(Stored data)
__________________________________________________

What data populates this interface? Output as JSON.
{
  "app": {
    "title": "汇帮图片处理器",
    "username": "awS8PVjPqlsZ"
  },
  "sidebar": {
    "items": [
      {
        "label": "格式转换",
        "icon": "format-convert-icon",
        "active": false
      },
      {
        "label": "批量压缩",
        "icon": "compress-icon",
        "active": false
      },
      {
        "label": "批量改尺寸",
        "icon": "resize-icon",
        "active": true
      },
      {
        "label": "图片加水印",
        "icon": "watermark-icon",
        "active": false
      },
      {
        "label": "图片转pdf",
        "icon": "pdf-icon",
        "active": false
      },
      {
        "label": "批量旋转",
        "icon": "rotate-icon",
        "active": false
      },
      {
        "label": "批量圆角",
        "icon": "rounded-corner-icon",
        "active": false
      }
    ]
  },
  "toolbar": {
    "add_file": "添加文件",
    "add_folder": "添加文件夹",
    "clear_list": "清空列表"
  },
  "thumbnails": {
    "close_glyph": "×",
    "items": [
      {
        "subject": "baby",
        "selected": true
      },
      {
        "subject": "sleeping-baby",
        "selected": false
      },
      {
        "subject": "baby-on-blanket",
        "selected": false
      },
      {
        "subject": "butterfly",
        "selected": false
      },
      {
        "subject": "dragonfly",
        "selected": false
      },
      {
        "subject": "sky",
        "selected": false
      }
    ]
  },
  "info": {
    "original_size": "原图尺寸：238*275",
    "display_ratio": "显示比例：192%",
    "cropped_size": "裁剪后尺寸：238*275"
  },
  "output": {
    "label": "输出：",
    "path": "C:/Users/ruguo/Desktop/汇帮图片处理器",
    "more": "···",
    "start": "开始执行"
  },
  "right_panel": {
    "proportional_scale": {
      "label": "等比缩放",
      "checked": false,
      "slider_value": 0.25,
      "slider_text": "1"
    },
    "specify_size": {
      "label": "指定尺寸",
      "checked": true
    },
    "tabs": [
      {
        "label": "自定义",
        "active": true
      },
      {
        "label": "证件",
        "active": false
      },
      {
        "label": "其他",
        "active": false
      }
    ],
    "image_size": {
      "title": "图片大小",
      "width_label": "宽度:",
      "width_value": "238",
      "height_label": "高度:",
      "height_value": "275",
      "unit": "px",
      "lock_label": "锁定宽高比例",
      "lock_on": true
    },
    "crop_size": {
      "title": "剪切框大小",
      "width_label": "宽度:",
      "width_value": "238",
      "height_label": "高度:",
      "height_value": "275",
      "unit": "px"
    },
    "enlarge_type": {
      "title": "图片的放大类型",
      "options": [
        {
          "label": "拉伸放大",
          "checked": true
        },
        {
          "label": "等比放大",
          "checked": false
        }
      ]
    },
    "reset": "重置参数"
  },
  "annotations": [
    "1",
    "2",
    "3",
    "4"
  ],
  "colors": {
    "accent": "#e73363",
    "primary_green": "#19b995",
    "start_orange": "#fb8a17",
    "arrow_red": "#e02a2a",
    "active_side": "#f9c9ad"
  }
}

__________________________________________________

_What the task asks_
From the entries, copy out each line containing the word "title".

_Response to this exercise_
    "title": "汇帮图片处理器",
      "title": "图片大小",
      "title": "剪切框大小",
      "title": "图片的放大类型",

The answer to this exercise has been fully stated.